INSTRUCTION ▸ Return every record verbatim.

(Data entries)
========
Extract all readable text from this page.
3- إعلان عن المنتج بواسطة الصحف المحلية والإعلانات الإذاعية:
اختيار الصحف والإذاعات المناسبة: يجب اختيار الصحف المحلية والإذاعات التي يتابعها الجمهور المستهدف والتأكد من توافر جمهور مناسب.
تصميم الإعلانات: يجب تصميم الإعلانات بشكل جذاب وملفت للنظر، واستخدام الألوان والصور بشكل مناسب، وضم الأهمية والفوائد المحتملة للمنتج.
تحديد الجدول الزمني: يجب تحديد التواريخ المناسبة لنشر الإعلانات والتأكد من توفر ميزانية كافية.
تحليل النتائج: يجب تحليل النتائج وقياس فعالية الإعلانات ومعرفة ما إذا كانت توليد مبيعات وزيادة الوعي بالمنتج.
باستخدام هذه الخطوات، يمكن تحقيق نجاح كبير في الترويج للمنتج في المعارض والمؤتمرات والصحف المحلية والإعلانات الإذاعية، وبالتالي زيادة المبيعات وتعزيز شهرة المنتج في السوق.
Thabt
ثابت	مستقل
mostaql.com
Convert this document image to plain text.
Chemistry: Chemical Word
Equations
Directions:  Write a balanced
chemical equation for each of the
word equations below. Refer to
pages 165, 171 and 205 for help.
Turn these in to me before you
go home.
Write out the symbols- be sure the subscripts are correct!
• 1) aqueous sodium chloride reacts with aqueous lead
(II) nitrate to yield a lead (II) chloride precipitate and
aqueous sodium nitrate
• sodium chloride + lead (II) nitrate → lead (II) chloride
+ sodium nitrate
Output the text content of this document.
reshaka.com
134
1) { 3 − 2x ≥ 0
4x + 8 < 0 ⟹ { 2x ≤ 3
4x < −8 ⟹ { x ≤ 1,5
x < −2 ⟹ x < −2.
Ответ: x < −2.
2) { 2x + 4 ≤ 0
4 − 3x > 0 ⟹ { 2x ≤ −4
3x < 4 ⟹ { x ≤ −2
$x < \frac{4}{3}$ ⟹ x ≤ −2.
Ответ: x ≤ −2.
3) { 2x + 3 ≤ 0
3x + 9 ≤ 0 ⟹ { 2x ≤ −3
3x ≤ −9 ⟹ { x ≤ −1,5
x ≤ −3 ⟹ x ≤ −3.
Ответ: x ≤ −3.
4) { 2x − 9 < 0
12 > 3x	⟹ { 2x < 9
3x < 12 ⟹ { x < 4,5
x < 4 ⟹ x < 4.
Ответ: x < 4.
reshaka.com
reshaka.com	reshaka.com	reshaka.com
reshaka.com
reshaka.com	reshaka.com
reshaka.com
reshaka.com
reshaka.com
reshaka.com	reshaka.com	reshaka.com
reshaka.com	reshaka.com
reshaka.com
========
RESULT OF THE EXERCISE ▸
Extract all readable text from this page.
3- إعلان عن المنتج بواسطة الصحف المحلية والإعلانات الإذاعية:
اختيار الصحف والإذاعات المناسبة: يجب اختيار الصحف المحلية والإذاعات التي يتابعها الجمهور المستهدف والتأكد من توافر جمهور مناسب.
تصميم الإعلانات: يجب تصميم الإعلانات بشكل جذاب وملفت للنظر، واستخدام الألوان والصور بشكل مناسب، وضم الأهمية والفوائد المحتملة للمنتج.
تحديد الجدول الزمني: يجب تحديد التواريخ المناسبة لنشر الإعلانات والتأكد من توفر ميزانية كافية.
تحليل النتائج: يجب تحليل النتائج وقياس فعالية الإعلانات ومعرفة ما إذا كانت توليد مبيعات وزيادة الوعي بالمنتج.
باستخدام هذه الخطوات، يمكن تحقيق نجاح كبير في الترويج للمنتج في المعارض والمؤتمرات والصحف المحلية والإعلانات الإذاعية، وبالتالي زيادة المبيعات وتعزيز شهرة المنتج في السوق.
Thabt
ثابت	مستقل
mostaql.com
Convert this document image to plain text.
Chemistry: Chemical Word
Equations
Directions:  Write a balanced
chemical equation for each of the
word equations below. Refer to
pages 165, 171 and 205 for help.
Turn these in to me before you
go home.
Write out the symbols- be sure the subscripts are correct!
• 1) aqueous sodium chloride reacts with aqueous lead
(II) nitrate to yield a lead (II) chloride precipitate and
aqueous sodium nitrate
• sodium chloride + lead (II) nitrate → lead (II) chloride
+ sodium nitrate
Output the text content of this document.
reshaka.com
134
1) { 3 − 2x ≥ 0
4x + 8 < 0 ⟹ { 2x ≤ 3
4x < −8 ⟹ { x ≤ 1,5
x < −2 ⟹ x < −2.
Ответ: x < −2.
2) { 2x + 4 ≤ 0
4 − 3x > 0 ⟹ { 2x ≤ −4
3x < 4 ⟹ { x ≤ −2
$x < \frac{4}{3}$ ⟹ x ≤ −2.
Ответ: x ≤ −2.
3) { 2x + 3 ≤ 0
3x + 9 ≤ 0 ⟹ { 2x ≤ −3
3x ≤ −9 ⟹ { x ≤ −1,5
x ≤ −3 ⟹ x ≤ −3.
Ответ: x ≤ −3.
4) { 2x − 9 < 0
12 > 3x	⟹ { 2x < 9
3x < 12 ⟹ { x < 4,5
x < 4 ⟹ x < 4.
Ответ: x < 4.
reshaka.com
reshaka.com	reshaka.com	reshaka.com
reshaka.com
reshaka.com	reshaka.com
reshaka.com
reshaka.com
reshaka.com
reshaka.com	reshaka.com	reshaka.com
reshaka.com	reshaka.com
reshaka.com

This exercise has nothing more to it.